**** The records

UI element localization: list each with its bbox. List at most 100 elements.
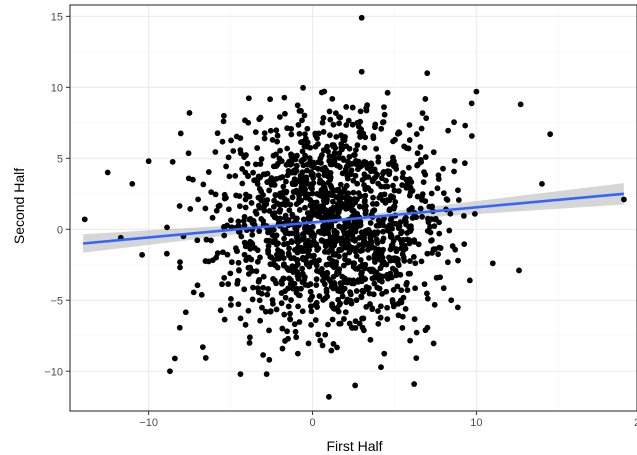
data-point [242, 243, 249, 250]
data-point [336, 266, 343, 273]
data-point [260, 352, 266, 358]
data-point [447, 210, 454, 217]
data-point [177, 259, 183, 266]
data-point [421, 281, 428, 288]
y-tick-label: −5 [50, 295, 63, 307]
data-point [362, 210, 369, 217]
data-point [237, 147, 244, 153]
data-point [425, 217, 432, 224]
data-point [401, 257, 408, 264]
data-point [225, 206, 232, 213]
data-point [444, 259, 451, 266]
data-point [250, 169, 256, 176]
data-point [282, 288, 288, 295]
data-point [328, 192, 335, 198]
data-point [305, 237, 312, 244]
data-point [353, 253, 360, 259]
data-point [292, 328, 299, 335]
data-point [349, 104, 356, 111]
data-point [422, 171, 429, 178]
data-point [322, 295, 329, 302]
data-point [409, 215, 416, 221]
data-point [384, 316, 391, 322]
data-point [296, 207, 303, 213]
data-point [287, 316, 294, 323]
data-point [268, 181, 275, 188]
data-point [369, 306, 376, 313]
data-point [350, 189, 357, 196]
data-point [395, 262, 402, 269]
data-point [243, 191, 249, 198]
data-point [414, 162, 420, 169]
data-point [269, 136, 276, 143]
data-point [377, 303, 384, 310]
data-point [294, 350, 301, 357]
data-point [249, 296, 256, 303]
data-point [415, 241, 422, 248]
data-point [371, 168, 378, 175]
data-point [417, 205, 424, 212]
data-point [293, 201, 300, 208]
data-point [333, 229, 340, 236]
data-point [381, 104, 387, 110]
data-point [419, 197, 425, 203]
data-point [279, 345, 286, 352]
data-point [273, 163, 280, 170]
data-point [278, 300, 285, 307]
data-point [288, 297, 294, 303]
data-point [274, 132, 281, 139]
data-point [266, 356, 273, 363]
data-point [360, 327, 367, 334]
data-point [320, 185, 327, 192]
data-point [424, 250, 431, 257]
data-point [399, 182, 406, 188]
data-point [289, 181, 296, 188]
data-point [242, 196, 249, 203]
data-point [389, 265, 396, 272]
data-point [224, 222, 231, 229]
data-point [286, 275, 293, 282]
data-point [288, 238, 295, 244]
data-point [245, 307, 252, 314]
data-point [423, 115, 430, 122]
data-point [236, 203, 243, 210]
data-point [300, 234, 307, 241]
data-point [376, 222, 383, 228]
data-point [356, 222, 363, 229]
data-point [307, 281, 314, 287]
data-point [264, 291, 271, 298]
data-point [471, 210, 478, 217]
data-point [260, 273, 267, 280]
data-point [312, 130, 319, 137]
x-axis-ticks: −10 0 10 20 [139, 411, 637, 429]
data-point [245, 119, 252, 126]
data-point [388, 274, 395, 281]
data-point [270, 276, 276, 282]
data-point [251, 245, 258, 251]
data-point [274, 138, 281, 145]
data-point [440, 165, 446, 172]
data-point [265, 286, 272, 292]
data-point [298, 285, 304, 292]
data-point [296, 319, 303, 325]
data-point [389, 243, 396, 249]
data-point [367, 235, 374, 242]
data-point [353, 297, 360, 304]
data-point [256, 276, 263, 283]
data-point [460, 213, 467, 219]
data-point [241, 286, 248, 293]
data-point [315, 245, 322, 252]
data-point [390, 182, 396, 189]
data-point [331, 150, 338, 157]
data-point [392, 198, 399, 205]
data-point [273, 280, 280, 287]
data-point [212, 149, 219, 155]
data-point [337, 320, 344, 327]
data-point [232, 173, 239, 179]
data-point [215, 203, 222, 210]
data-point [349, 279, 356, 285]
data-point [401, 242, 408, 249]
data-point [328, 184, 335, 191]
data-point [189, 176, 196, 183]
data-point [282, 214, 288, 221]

********

| Aim of the exercise |
Output every line of the records above as a numbered list. Leave out blank lines and the pictures.

| Result of this task |
1. UI element localization: list each with its bbox. List at most 100 elements.
2. data-point [242, 243, 249, 250]
3. data-point [336, 266, 343, 273]
4. data-point [260, 352, 266, 358]
5. data-point [447, 210, 454, 217]
6. data-point [177, 259, 183, 266]
7. data-point [421, 281, 428, 288]
8. y-tick-label: −5 [50, 295, 63, 307]
9. data-point [362, 210, 369, 217]
10. data-point [237, 147, 244, 153]
11. data-point [425, 217, 432, 224]
12. data-point [401, 257, 408, 264]
13. data-point [225, 206, 232, 213]
14. data-point [444, 259, 451, 266]
15. data-point [250, 169, 256, 176]
16. data-point [282, 288, 288, 295]
17. data-point [328, 192, 335, 198]
18. data-point [305, 237, 312, 244]
19. data-point [353, 253, 360, 259]
20. data-point [292, 328, 299, 335]
21. data-point [349, 104, 356, 111]
22. data-point [422, 171, 429, 178]
23. data-point [322, 295, 329, 302]
24. data-point [409, 215, 416, 221]
25. data-point [384, 316, 391, 322]
26. data-point [296, 207, 303, 213]
27. data-point [287, 316, 294, 323]
28. data-point [268, 181, 275, 188]
29. data-point [369, 306, 376, 313]
30. data-point [350, 189, 357, 196]
31. data-point [395, 262, 402, 269]
32. data-point [243, 191, 249, 198]
33. data-point [414, 162, 420, 169]
34. data-point [269, 136, 276, 143]
35. data-point [377, 303, 384, 310]
36. data-point [294, 350, 301, 357]
37. data-point [249, 296, 256, 303]
38. data-point [415, 241, 422, 248]
39. data-point [371, 168, 378, 175]
40. data-point [417, 205, 424, 212]
41. data-point [293, 201, 300, 208]
42. data-point [333, 229, 340, 236]
43. data-point [381, 104, 387, 110]
44. data-point [419, 197, 425, 203]
45. data-point [279, 345, 286, 352]
46. data-point [273, 163, 280, 170]
47. data-point [278, 300, 285, 307]
48. data-point [288, 297, 294, 303]
49. data-point [274, 132, 281, 139]
50. data-point [266, 356, 273, 363]
51. data-point [360, 327, 367, 334]
52. data-point [320, 185, 327, 192]
53. data-point [424, 250, 431, 257]
54. data-point [399, 182, 406, 188]
55. data-point [289, 181, 296, 188]
56. data-point [242, 196, 249, 203]
57. data-point [389, 265, 396, 272]
58. data-point [224, 222, 231, 229]
59. data-point [286, 275, 293, 282]
60. data-point [288, 238, 295, 244]
61. data-point [245, 307, 252, 314]
62. data-point [423, 115, 430, 122]
63. data-point [236, 203, 243, 210]
64. data-point [300, 234, 307, 241]
65. data-point [376, 222, 383, 228]
66. data-point [356, 222, 363, 229]
67. data-point [307, 281, 314, 287]
68. data-point [264, 291, 271, 298]
69. data-point [471, 210, 478, 217]
70. data-point [260, 273, 267, 280]
71. data-point [312, 130, 319, 137]
72. x-axis-ticks: −10 0 10 20 [139, 411, 637, 429]
73. data-point [245, 119, 252, 126]
74. data-point [388, 274, 395, 281]
75. data-point [270, 276, 276, 282]
76. data-point [251, 245, 258, 251]
77. data-point [274, 138, 281, 145]
78. data-point [440, 165, 446, 172]
79. data-point [265, 286, 272, 292]
80. data-point [298, 285, 304, 292]
81. data-point [296, 319, 303, 325]
82. data-point [389, 243, 396, 249]
83. data-point [367, 235, 374, 242]
84. data-point [353, 297, 360, 304]
85. data-point [256, 276, 263, 283]
86. data-point [460, 213, 467, 219]
87. data-point [241, 286, 248, 293]
88. data-point [315, 245, 322, 252]
89. data-point [390, 182, 396, 189]
90. data-point [331, 150, 338, 157]
91. data-point [392, 198, 399, 205]
92. data-point [273, 280, 280, 287]
93. data-point [212, 149, 219, 155]
94. data-point [337, 320, 344, 327]
95. data-point [232, 173, 239, 179]
96. data-point [215, 203, 222, 210]
97. data-point [349, 279, 356, 285]
98. data-point [401, 242, 408, 249]
99. data-point [328, 184, 335, 191]
100. data-point [189, 176, 196, 183]
101. data-point [282, 214, 288, 221]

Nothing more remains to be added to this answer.